> _WRITTEN INSTRUCTION_:
Extract all lines in the data that contain the word "Unreacted".

> _Rows from a figure dataset_:
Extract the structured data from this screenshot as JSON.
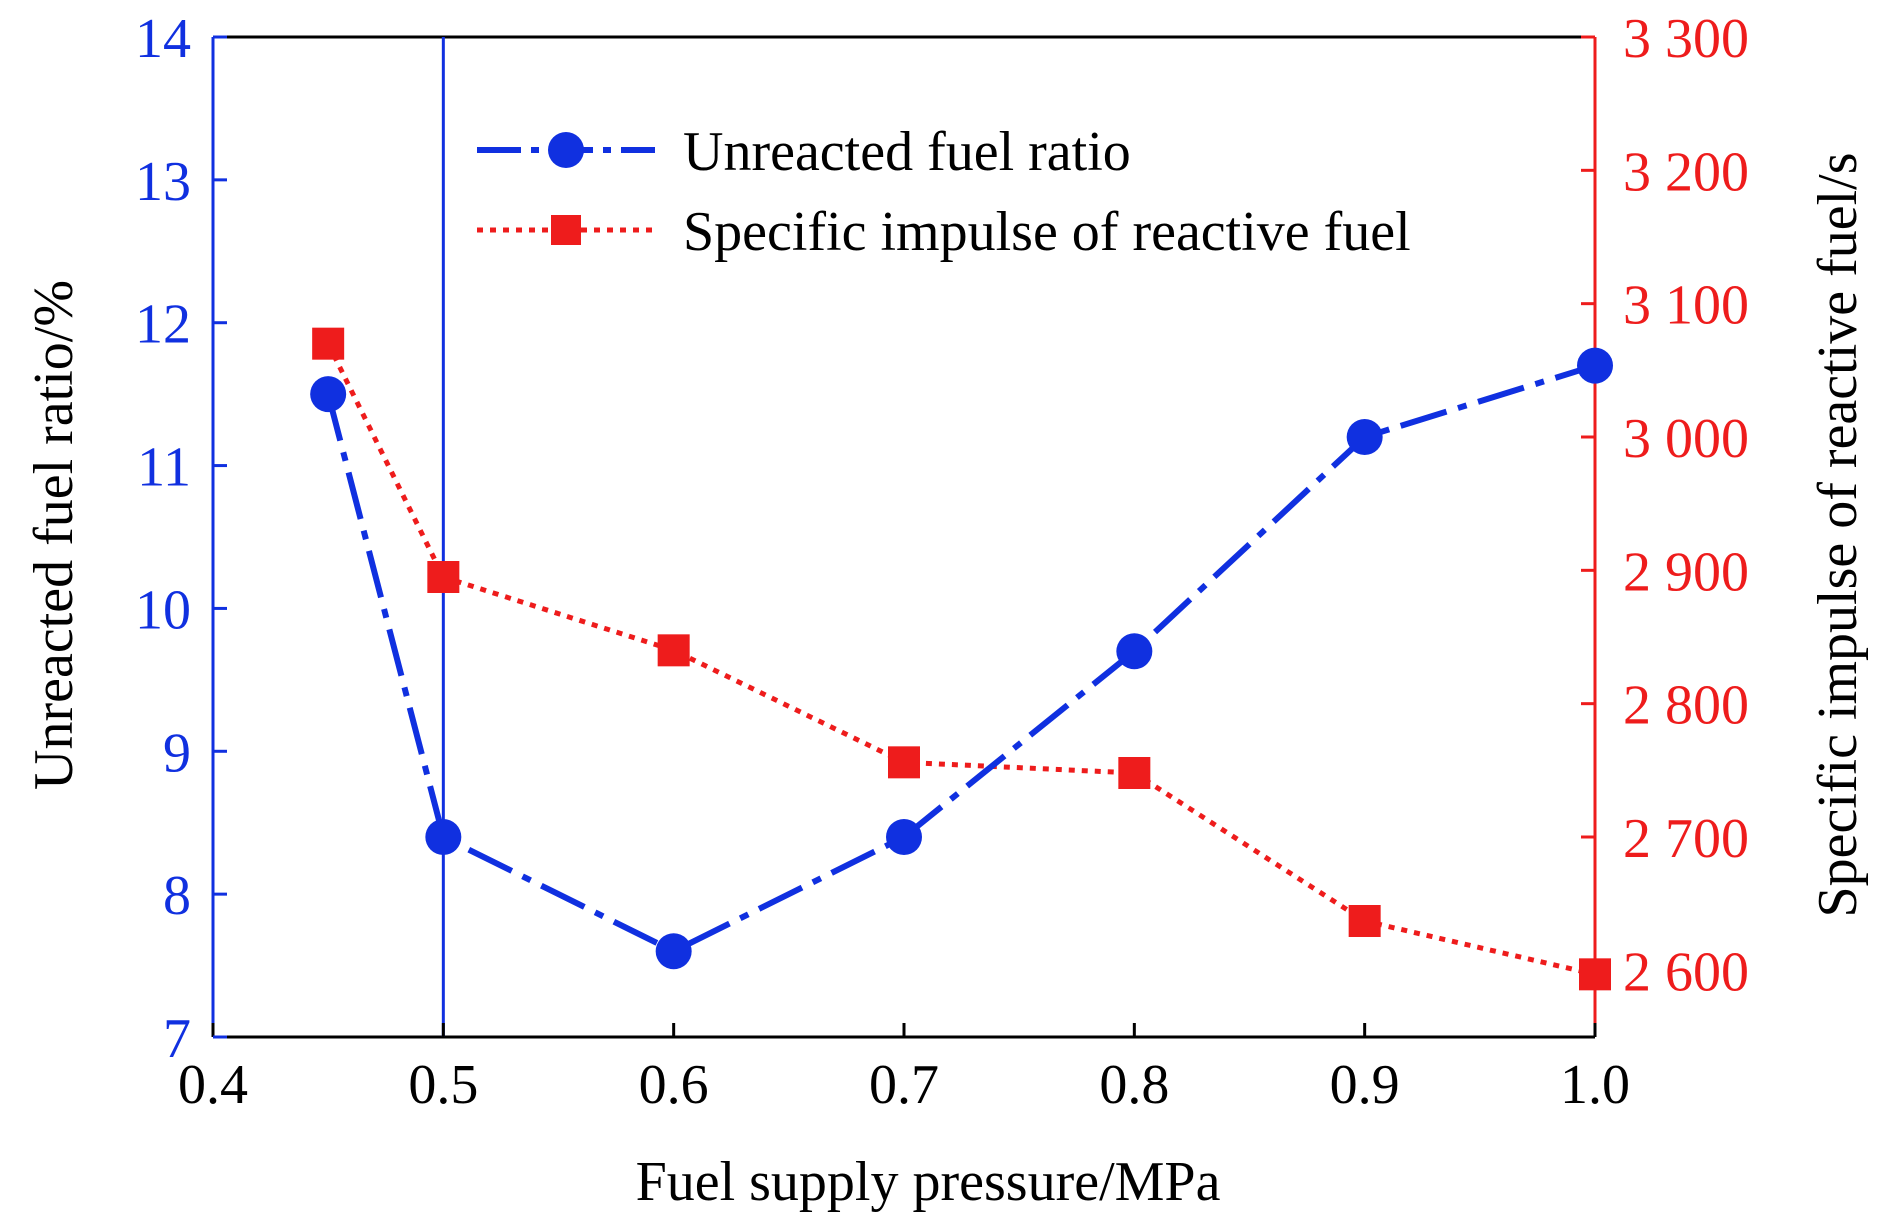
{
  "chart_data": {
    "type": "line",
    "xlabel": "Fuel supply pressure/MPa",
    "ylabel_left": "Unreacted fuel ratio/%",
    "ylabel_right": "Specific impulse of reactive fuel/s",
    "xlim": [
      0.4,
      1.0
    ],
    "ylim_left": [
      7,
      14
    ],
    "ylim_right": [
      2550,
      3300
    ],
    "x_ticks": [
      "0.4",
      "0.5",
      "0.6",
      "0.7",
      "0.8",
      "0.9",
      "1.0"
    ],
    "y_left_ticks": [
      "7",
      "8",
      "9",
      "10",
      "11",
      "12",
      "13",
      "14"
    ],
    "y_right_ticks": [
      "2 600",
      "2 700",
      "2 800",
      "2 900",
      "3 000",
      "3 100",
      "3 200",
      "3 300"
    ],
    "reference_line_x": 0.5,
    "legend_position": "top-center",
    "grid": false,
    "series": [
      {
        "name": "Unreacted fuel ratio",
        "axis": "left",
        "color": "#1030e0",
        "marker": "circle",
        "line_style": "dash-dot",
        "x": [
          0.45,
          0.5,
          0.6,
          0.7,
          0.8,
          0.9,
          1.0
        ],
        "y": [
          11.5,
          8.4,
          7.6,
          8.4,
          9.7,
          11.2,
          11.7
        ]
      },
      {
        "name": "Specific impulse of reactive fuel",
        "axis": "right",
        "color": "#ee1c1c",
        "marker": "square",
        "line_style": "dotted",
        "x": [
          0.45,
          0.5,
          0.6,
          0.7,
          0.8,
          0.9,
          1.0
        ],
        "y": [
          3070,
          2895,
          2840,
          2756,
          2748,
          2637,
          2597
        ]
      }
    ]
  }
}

...

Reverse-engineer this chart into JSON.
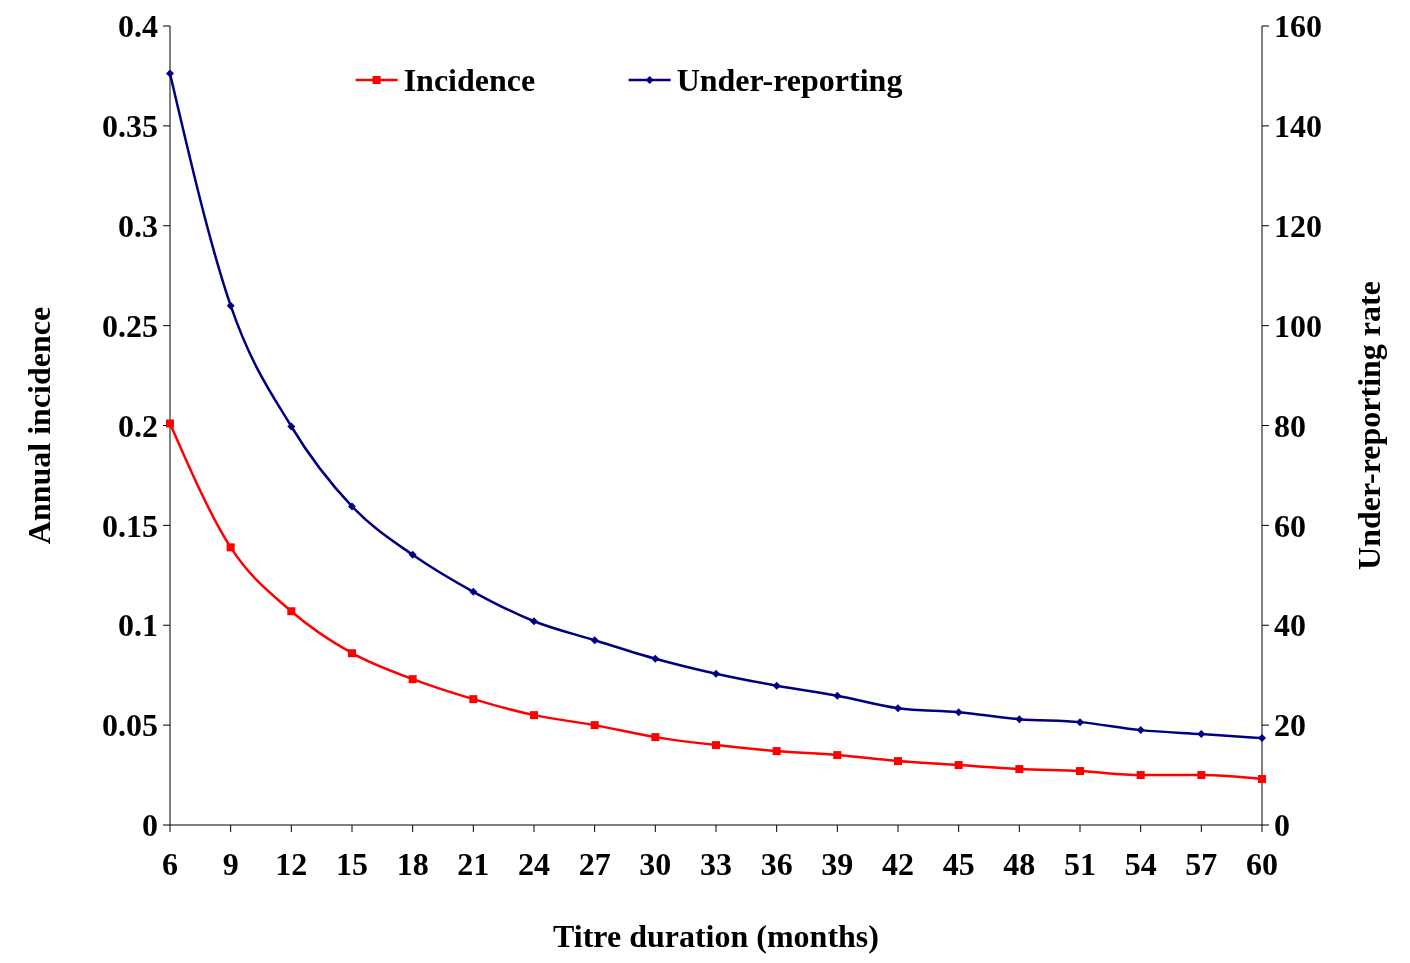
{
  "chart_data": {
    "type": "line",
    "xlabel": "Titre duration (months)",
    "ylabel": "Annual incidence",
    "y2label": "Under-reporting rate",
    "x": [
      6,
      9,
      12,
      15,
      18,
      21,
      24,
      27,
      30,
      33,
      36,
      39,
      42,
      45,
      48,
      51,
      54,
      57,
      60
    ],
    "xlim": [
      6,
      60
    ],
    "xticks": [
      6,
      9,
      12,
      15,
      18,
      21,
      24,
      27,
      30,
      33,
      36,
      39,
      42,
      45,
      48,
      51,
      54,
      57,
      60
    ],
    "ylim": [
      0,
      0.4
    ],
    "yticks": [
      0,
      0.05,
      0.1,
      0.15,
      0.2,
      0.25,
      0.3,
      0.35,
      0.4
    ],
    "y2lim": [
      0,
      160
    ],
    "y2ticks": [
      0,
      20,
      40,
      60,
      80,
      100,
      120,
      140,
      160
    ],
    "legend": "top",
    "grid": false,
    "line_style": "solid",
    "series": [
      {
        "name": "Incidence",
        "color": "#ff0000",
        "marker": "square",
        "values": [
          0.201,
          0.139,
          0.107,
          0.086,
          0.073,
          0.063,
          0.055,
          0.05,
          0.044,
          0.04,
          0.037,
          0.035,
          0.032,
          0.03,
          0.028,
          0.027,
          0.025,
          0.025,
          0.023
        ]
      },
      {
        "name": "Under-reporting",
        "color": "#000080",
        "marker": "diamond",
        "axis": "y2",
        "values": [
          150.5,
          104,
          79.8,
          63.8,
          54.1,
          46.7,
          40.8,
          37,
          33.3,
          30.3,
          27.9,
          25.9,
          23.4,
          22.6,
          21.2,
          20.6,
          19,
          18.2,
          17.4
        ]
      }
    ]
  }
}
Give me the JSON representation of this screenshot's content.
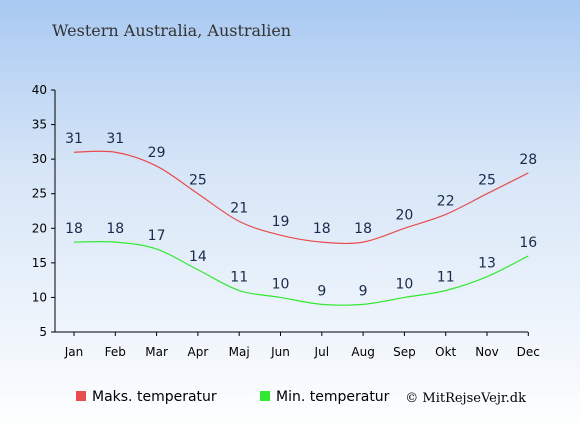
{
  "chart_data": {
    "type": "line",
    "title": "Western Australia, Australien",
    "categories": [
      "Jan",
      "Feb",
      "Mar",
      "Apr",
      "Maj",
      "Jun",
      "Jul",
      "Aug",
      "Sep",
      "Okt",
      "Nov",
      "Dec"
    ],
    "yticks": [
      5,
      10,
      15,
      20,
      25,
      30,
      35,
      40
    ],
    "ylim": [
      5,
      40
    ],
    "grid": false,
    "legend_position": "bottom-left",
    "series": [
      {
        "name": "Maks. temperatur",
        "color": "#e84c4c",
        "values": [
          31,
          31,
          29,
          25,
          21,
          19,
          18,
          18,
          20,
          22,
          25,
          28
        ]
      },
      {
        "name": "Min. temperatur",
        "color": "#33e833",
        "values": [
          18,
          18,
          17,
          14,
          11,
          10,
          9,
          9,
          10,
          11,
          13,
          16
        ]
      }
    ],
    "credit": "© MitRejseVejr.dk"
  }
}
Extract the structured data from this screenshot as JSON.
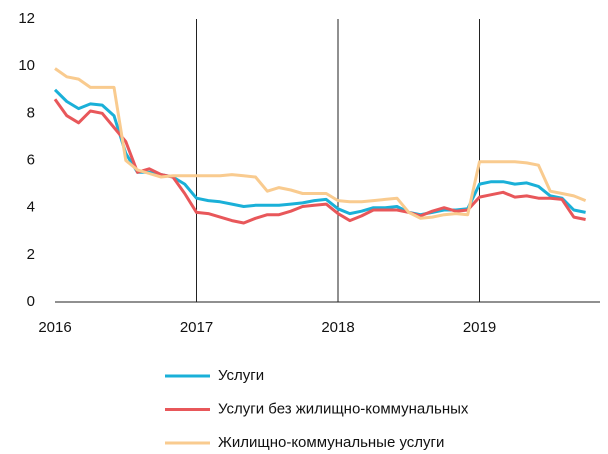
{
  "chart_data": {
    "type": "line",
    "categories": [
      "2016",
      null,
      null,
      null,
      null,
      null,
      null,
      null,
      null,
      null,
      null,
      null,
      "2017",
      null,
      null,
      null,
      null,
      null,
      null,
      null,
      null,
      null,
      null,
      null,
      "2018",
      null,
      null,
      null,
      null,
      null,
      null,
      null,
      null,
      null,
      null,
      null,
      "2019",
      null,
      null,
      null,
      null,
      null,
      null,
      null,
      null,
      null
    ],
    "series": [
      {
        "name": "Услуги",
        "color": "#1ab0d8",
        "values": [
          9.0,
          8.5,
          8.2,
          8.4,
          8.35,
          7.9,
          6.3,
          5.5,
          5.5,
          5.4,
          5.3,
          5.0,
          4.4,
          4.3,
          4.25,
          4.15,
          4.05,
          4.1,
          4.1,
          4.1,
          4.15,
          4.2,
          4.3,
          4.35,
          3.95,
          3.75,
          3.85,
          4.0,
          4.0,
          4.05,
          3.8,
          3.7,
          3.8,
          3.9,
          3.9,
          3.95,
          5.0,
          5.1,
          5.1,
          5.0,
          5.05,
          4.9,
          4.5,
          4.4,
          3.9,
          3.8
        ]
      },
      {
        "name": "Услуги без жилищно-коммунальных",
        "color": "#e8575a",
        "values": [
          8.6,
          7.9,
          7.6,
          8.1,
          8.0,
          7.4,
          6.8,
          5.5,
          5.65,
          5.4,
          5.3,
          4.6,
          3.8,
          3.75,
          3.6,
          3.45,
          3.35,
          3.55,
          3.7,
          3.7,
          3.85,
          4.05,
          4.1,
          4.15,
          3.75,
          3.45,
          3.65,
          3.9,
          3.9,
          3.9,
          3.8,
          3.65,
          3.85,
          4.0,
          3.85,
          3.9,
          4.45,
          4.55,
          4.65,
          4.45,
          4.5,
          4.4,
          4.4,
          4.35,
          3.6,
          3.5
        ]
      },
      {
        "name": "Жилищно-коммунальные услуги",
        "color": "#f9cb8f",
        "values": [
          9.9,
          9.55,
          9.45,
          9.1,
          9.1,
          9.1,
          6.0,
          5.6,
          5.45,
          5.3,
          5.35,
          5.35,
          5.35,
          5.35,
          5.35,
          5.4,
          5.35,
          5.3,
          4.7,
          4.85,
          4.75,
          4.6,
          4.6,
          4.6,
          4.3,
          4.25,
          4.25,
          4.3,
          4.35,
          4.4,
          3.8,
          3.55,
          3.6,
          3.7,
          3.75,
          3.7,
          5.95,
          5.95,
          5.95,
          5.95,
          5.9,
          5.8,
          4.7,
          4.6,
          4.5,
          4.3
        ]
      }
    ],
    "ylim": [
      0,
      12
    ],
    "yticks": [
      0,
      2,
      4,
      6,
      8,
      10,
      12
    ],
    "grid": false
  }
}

> _FINAL RESULT_:
    "ylabel_left": "Unreacted fuel ratio/%",
        "name": "Unreacted fuel ratio",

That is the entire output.